Part of a data file:

::::

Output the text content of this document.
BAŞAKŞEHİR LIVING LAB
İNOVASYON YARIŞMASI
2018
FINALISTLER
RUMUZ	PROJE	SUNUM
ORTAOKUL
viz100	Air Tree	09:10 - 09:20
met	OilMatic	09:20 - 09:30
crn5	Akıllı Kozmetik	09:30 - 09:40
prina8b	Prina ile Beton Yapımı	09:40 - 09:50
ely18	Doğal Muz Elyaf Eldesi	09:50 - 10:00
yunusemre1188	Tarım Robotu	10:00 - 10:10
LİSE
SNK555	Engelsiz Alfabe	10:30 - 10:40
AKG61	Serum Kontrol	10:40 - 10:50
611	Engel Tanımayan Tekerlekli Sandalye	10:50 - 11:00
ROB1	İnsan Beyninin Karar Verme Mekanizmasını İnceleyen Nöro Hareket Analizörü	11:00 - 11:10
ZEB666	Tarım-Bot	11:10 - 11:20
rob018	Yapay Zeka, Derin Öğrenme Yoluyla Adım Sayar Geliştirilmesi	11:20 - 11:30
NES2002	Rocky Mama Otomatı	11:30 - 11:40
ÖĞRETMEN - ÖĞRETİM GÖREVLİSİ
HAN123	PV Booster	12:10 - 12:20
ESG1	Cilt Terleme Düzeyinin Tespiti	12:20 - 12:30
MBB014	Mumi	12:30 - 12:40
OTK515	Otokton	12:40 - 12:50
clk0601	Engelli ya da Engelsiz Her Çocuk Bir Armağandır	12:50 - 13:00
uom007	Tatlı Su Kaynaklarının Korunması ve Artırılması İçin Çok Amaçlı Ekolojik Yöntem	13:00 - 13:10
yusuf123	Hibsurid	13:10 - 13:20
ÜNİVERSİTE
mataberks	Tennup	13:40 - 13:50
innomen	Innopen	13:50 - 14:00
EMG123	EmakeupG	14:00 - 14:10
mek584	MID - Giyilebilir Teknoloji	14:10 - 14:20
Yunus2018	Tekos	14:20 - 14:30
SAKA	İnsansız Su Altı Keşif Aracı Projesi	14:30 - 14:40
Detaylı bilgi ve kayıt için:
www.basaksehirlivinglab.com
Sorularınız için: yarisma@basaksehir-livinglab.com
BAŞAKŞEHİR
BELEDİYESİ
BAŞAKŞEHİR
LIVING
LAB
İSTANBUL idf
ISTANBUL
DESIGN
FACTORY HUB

::::

*WORK TO DO:* Extract all of the material exactly as it is written.

*TASK ANSWER:*
Output the text content of this document.
BAŞAKŞEHİR LIVING LAB
İNOVASYON YARIŞMASI
2018
FINALISTLER
RUMUZ	PROJE	SUNUM
ORTAOKUL
viz100	Air Tree	09:10 - 09:20
met	OilMatic	09:20 - 09:30
crn5	Akıllı Kozmetik	09:30 - 09:40
prina8b	Prina ile Beton Yapımı	09:40 - 09:50
ely18	Doğal Muz Elyaf Eldesi	09:50 - 10:00
yunusemre1188	Tarım Robotu	10:00 - 10:10
LİSE
SNK555	Engelsiz Alfabe	10:30 - 10:40
AKG61	Serum Kontrol	10:40 - 10:50
611	Engel Tanımayan Tekerlekli Sandalye	10:50 - 11:00
ROB1	İnsan Beyninin Karar Verme Mekanizmasını İnceleyen Nöro Hareket Analizörü	11:00 - 11:10
ZEB666	Tarım-Bot	11:10 - 11:20
rob018	Yapay Zeka, Derin Öğrenme Yoluyla Adım Sayar Geliştirilmesi	11:20 - 11:30
NES2002	Rocky Mama Otomatı	11:30 - 11:40
ÖĞRETMEN - ÖĞRETİM GÖREVLİSİ
HAN123	PV Booster	12:10 - 12:20
ESG1	Cilt Terleme Düzeyinin Tespiti	12:20 - 12:30
MBB014	Mumi	12:30 - 12:40
OTK515	Otokton	12:40 - 12:50
clk0601	Engelli ya da Engelsiz Her Çocuk Bir Armağandır	12:50 - 13:00
uom007	Tatlı Su Kaynaklarının Korunması ve Artırılması İçin Çok Amaçlı Ekolojik Yöntem	13:00 - 13:10
yusuf123	Hibsurid	13:10 - 13:20
ÜNİVERSİTE
mataberks	Tennup	13:40 - 13:50
innomen	Innopen	13:50 - 14:00
EMG123	EmakeupG	14:00 - 14:10
mek584	MID - Giyilebilir Teknoloji	14:10 - 14:20
Yunus2018	Tekos	14:20 - 14:30
SAKA	İnsansız Su Altı Keşif Aracı Projesi	14:30 - 14:40
Detaylı bilgi ve kayıt için:
www.basaksehirlivinglab.com
Sorularınız için: yarisma@basaksehir-livinglab.com
BAŞAKŞEHİR
BELEDİYESİ
BAŞAKŞEHİR
LIVING
LAB
İSTANBUL idf
ISTANBUL
DESIGN
FACTORY HUB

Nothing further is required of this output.